Given records Block Start
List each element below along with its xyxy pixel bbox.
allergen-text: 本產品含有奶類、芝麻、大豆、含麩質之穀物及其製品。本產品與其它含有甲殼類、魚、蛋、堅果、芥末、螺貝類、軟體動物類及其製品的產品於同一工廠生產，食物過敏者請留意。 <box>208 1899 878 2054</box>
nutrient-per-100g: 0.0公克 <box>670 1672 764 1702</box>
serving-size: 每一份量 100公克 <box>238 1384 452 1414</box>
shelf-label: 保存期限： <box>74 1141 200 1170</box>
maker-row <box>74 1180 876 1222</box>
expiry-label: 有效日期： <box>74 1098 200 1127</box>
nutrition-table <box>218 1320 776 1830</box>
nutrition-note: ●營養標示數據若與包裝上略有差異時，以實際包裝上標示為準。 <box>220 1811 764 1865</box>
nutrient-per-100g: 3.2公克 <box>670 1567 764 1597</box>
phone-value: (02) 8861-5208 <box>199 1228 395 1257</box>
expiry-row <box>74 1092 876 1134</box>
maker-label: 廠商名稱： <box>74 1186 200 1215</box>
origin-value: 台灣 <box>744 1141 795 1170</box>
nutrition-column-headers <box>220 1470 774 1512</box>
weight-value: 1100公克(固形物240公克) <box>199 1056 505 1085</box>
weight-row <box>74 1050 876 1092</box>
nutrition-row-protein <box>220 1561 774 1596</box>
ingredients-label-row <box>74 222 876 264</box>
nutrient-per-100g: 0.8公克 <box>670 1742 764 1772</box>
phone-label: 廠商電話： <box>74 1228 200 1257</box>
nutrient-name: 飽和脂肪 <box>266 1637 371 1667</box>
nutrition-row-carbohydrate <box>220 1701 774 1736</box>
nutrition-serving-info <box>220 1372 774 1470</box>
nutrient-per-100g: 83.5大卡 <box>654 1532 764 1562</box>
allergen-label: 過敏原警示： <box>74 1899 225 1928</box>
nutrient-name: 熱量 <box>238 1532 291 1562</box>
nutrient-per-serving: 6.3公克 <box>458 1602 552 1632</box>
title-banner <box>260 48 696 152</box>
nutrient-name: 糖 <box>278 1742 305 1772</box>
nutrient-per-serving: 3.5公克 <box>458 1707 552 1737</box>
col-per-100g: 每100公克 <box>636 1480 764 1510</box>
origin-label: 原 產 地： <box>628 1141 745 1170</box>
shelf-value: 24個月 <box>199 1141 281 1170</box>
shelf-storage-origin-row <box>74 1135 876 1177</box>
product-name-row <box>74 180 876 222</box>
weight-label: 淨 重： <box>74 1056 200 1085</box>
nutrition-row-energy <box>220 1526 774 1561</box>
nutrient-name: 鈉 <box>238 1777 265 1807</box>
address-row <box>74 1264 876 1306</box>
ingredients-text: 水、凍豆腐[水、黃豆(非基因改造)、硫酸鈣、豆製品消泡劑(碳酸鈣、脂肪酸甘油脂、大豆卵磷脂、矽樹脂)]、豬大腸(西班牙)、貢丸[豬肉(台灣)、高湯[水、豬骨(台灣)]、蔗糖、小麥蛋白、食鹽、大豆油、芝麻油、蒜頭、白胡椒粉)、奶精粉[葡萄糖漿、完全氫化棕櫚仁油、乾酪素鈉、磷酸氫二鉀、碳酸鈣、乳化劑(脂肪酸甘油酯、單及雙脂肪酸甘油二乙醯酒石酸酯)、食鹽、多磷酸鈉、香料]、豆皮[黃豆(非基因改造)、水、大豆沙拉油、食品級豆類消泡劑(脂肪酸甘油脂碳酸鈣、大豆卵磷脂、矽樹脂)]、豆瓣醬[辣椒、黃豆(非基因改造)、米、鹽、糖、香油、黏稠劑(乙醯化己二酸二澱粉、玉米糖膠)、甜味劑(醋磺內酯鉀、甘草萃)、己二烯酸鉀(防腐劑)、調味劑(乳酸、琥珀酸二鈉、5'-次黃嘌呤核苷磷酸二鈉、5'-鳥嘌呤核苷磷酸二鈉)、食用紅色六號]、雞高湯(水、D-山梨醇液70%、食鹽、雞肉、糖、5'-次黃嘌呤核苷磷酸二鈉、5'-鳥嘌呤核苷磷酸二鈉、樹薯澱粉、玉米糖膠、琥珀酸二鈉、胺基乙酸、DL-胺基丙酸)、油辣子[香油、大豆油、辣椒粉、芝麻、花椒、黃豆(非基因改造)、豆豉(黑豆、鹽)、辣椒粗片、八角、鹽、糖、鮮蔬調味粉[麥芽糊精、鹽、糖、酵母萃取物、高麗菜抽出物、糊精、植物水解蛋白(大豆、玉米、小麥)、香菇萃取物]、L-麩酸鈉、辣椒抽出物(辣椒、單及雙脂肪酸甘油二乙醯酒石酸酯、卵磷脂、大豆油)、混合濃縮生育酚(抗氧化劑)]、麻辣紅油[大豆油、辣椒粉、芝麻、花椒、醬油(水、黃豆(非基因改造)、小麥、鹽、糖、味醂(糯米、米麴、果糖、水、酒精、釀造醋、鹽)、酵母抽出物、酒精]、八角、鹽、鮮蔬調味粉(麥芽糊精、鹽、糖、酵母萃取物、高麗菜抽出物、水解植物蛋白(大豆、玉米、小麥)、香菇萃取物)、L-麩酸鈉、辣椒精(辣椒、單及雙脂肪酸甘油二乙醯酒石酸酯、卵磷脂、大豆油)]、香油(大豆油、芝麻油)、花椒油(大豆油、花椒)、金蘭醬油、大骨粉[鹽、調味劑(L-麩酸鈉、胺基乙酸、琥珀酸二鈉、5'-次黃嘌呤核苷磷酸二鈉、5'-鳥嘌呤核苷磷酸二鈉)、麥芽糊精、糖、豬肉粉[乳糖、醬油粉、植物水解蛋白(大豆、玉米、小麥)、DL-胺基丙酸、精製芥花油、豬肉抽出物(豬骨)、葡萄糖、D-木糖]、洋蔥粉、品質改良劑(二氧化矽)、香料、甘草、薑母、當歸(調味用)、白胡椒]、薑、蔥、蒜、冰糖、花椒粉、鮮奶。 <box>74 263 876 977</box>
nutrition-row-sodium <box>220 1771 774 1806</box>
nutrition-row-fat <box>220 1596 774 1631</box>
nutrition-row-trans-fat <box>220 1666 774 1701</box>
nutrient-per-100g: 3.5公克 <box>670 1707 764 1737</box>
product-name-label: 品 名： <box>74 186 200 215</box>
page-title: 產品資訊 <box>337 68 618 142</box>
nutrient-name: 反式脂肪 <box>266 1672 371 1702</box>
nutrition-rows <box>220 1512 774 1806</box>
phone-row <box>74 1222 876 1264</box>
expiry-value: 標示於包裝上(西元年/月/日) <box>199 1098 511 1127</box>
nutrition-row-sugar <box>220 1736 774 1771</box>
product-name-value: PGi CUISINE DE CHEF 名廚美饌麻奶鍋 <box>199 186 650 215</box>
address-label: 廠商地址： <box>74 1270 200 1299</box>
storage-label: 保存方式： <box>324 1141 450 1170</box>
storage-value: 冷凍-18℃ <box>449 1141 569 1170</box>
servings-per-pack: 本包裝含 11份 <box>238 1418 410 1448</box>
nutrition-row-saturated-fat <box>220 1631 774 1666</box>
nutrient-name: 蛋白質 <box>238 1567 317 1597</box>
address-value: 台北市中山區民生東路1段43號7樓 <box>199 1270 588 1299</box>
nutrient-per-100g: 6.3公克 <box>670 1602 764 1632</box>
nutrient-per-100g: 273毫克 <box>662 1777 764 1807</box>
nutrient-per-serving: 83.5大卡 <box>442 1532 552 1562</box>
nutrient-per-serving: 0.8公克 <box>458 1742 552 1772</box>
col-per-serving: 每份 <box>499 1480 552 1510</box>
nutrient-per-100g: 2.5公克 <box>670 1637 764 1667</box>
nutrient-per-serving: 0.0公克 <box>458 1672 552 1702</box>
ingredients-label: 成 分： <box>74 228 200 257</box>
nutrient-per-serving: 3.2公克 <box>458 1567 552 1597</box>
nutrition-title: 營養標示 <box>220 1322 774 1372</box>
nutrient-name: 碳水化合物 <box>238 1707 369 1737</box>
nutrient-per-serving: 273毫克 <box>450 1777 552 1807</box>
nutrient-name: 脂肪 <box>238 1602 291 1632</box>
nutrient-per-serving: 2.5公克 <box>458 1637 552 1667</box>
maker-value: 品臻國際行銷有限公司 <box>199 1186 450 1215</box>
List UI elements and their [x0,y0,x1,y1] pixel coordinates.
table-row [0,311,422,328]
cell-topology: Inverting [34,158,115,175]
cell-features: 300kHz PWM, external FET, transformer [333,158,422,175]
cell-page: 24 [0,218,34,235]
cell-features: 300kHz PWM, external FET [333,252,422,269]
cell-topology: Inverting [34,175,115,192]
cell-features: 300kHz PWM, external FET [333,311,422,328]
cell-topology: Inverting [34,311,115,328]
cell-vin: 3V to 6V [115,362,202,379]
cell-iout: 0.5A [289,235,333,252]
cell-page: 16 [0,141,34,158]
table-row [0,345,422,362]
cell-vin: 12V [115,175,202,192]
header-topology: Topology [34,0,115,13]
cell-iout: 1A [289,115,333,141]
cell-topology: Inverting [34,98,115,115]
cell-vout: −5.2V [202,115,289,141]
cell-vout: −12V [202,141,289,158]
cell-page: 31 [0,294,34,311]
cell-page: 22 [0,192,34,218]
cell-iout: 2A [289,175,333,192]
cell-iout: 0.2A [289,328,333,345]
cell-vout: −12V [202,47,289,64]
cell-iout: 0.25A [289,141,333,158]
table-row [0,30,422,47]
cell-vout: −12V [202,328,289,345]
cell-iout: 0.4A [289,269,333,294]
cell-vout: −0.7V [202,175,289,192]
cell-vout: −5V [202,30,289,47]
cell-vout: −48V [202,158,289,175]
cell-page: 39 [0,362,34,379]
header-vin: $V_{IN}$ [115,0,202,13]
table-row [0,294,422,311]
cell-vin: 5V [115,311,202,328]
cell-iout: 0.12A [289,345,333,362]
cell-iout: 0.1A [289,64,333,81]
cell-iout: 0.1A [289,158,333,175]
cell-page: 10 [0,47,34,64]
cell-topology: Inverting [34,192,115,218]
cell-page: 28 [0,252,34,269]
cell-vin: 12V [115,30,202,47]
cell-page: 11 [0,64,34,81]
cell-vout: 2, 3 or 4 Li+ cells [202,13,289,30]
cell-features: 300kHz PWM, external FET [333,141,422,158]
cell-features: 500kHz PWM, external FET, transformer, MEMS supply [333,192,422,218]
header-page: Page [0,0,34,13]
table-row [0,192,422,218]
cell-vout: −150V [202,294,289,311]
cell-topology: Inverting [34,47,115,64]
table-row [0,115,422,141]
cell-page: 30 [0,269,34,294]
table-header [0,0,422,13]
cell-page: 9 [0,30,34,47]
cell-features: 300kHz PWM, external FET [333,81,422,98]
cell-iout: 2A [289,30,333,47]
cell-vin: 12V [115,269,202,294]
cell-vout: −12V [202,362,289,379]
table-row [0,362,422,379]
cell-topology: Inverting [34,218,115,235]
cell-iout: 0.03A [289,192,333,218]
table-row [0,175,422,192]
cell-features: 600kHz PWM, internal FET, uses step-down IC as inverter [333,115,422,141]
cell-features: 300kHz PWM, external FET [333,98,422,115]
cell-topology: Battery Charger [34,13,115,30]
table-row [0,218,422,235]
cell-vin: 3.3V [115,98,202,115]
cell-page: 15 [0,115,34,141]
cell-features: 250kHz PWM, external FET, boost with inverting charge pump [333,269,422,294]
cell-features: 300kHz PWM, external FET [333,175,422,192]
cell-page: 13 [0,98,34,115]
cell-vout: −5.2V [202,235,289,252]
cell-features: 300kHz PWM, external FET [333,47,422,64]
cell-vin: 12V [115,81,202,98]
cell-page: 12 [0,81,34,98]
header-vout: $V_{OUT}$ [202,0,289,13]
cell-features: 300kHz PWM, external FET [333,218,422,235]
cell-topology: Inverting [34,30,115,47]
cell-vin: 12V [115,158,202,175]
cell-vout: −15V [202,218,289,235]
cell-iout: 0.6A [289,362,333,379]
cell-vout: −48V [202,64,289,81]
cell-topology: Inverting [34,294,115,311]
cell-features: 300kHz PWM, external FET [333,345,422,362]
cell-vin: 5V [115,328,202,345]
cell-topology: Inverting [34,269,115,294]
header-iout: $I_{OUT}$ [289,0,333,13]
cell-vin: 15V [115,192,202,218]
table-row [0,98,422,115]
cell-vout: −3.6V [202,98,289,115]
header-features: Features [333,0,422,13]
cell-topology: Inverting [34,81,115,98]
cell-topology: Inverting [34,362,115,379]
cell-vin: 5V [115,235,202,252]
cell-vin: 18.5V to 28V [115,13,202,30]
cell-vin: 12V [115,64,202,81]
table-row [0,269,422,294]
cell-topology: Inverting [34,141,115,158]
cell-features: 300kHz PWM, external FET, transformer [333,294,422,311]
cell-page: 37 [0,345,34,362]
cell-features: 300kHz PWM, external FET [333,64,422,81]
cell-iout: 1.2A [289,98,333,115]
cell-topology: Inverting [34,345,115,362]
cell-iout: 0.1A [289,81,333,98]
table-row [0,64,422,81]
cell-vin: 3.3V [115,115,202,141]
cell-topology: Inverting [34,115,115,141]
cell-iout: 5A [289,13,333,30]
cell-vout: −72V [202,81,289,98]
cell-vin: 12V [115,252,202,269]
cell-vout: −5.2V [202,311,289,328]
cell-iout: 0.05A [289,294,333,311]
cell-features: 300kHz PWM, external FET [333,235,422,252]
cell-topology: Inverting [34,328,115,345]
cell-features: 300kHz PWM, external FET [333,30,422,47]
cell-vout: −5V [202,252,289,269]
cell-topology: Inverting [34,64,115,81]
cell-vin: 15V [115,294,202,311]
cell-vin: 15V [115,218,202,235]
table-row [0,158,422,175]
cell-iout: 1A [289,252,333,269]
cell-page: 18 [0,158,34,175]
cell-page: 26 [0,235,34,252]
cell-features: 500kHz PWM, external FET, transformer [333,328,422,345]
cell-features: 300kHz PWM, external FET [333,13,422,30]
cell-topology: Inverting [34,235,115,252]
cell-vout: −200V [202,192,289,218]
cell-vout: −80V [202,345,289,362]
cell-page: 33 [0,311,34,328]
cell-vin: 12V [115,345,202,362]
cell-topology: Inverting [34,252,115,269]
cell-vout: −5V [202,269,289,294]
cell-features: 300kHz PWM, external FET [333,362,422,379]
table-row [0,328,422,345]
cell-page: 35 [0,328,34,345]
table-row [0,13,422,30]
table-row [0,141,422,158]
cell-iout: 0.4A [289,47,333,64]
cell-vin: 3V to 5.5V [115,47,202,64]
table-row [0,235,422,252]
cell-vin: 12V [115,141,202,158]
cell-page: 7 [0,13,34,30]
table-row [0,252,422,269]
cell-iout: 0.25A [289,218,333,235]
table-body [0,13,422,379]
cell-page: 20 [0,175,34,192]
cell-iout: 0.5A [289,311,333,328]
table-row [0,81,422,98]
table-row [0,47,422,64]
Given records Block End
#### Task statement
The lines to copy are those above that contain the string "with".

#### Written solution
List each element below along with its xyxy pixel bbox.
cell-features: 250kHz PWM, external FET, boost with inverting charge pump [333,269,422,294]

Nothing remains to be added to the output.